━━━ Source data ━━━

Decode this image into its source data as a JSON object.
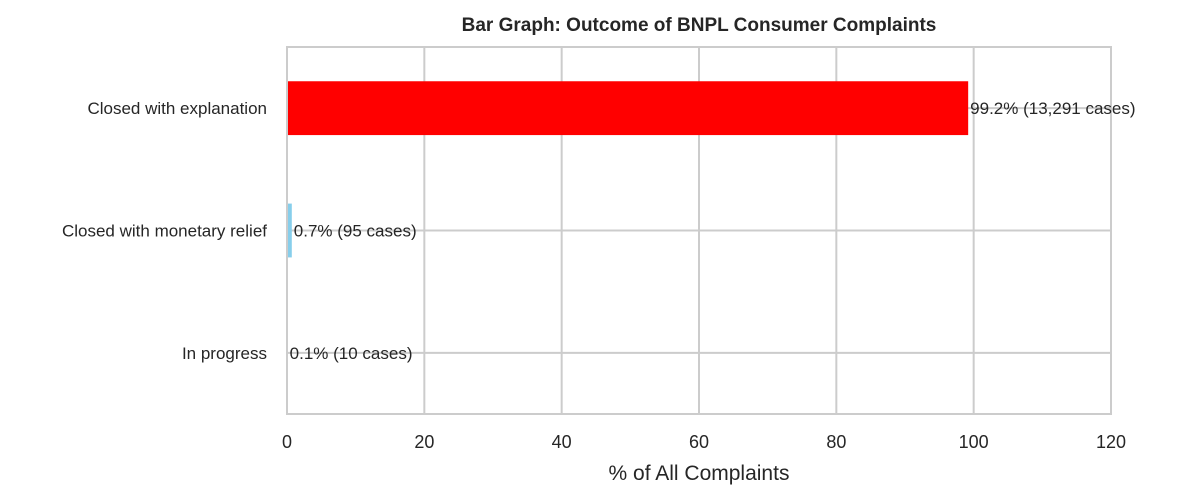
{
  "chart_data": {
    "type": "bar",
    "orientation": "horizontal",
    "title": "Bar Graph: Outcome of BNPL Consumer Complaints",
    "xlabel": "% of All Complaints",
    "ylabel": "",
    "xlim": [
      0,
      120
    ],
    "xticks": [
      0,
      20,
      40,
      60,
      80,
      100,
      120
    ],
    "grid": true,
    "categories": [
      "Closed with explanation",
      "Closed with monetary relief",
      "In progress"
    ],
    "values": [
      99.2,
      0.7,
      0.1
    ],
    "cases": [
      13291,
      95,
      10
    ],
    "data_labels": [
      "99.2%  (13,291 cases)",
      "0.7%  (95 cases)",
      "0.1%  (10 cases)"
    ],
    "colors": [
      "#ff0000",
      "#87ceeb",
      "#808080"
    ]
  }
}
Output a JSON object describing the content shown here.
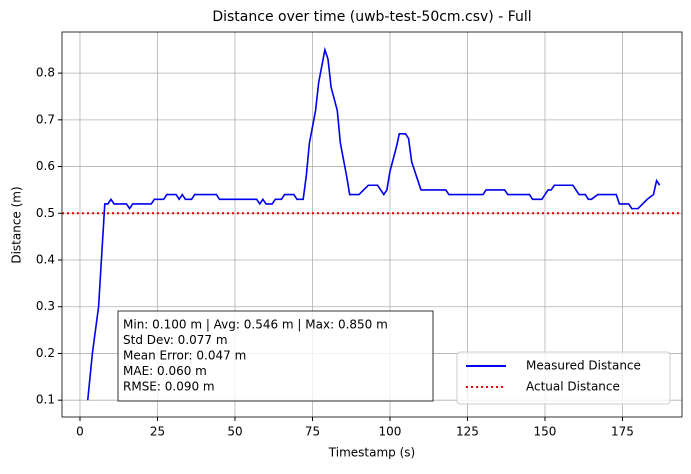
{
  "chart_data": {
    "type": "line",
    "title": "Distance over time (uwb-test-50cm.csv) - Full",
    "x_label": "Timestamp (s)",
    "y_label": "Distance (m)",
    "xlim": [
      -5.8,
      194.2
    ],
    "ylim": [
      0.064,
      0.888
    ],
    "xticks": [
      0,
      25,
      50,
      75,
      100,
      125,
      150,
      175
    ],
    "yticks": [
      0.1,
      0.2,
      0.3,
      0.4,
      0.5,
      0.6,
      0.7,
      0.8
    ],
    "grid": true,
    "legend": "lower right",
    "x": [
      2.5,
      4,
      6,
      7,
      8,
      9,
      10,
      11,
      13,
      15,
      16,
      17,
      20,
      23,
      24,
      27,
      28,
      31,
      32,
      33,
      34,
      36,
      37,
      42,
      44,
      45,
      50,
      55,
      57,
      58,
      59,
      60,
      62,
      63,
      65,
      66,
      69,
      70,
      72,
      73,
      74,
      76,
      77,
      79,
      80,
      81,
      83,
      84,
      86,
      87,
      90,
      93,
      95,
      96,
      98,
      99,
      100,
      102,
      103,
      105,
      106,
      107,
      110,
      115,
      118,
      119,
      125,
      130,
      131,
      137,
      138,
      145,
      146,
      149,
      150,
      151,
      152,
      153,
      159,
      160,
      161,
      163,
      164,
      165,
      167,
      173,
      174,
      177,
      178,
      180,
      183,
      185,
      186,
      187
    ],
    "series": [
      {
        "name": "Measured Distance",
        "color": "#0000ee",
        "values": [
          0.1,
          0.2,
          0.3,
          0.41,
          0.52,
          0.52,
          0.53,
          0.52,
          0.52,
          0.52,
          0.51,
          0.52,
          0.52,
          0.52,
          0.53,
          0.53,
          0.54,
          0.54,
          0.53,
          0.54,
          0.53,
          0.53,
          0.54,
          0.54,
          0.54,
          0.53,
          0.53,
          0.53,
          0.53,
          0.52,
          0.53,
          0.52,
          0.52,
          0.53,
          0.53,
          0.54,
          0.54,
          0.53,
          0.53,
          0.58,
          0.65,
          0.72,
          0.78,
          0.85,
          0.83,
          0.77,
          0.72,
          0.65,
          0.58,
          0.54,
          0.54,
          0.56,
          0.56,
          0.56,
          0.54,
          0.55,
          0.59,
          0.64,
          0.67,
          0.67,
          0.66,
          0.61,
          0.55,
          0.55,
          0.55,
          0.54,
          0.54,
          0.54,
          0.55,
          0.55,
          0.54,
          0.54,
          0.53,
          0.53,
          0.54,
          0.55,
          0.55,
          0.56,
          0.56,
          0.55,
          0.54,
          0.54,
          0.53,
          0.53,
          0.54,
          0.54,
          0.52,
          0.52,
          0.51,
          0.51,
          0.53,
          0.54,
          0.57,
          0.56
        ]
      }
    ],
    "reference_line": {
      "name": "Actual Distance",
      "value": 0.5,
      "color": "#ee0000"
    },
    "stats_text": [
      "Min: 0.100 m | Avg: 0.546 m | Max: 0.850 m",
      "Std Dev: 0.077 m",
      "Mean Error: 0.047 m",
      "MAE: 0.060 m",
      "RMSE: 0.090 m"
    ]
  }
}
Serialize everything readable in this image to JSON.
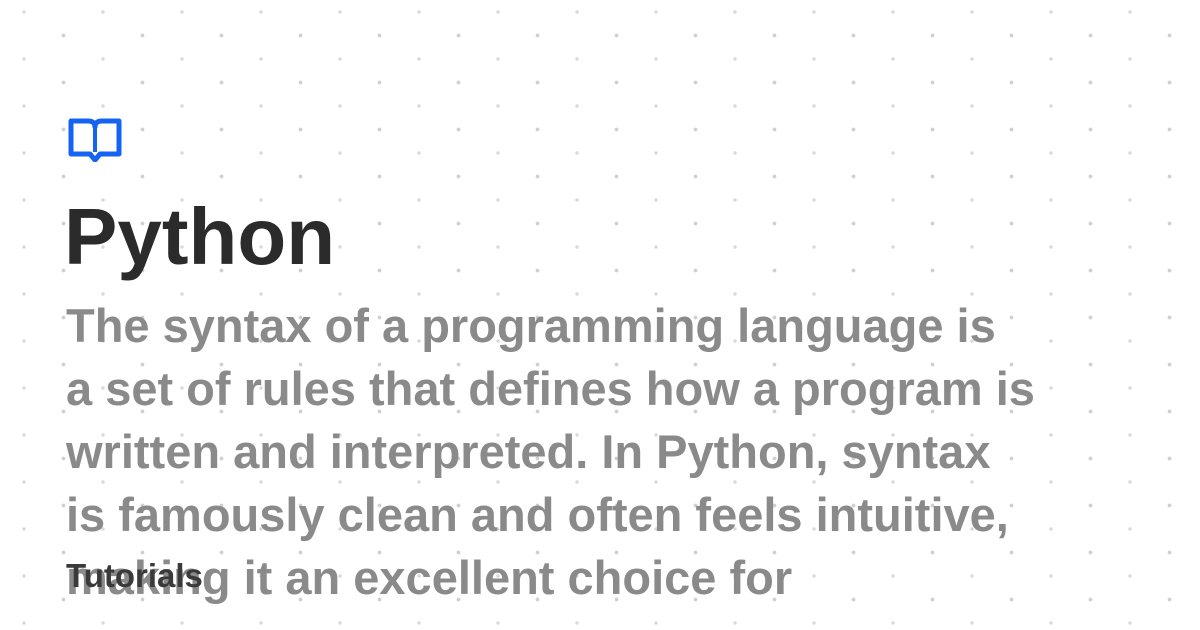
{
  "title": "Python",
  "description_lines": [
    "The syntax of a programming language is",
    "a set of rules that defines how a program is",
    "written and interpreted. In Python, syntax",
    "is famously clean and often feels intuitive,",
    "making it an excellent choice for"
  ],
  "tag": "Tutorials"
}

━━━

The exercise:
Copy every line of the listing where the word "image" appears.

The completed task:
Decode this image into its source data as a JSON object.
Serialize everything readable in this image to JSON.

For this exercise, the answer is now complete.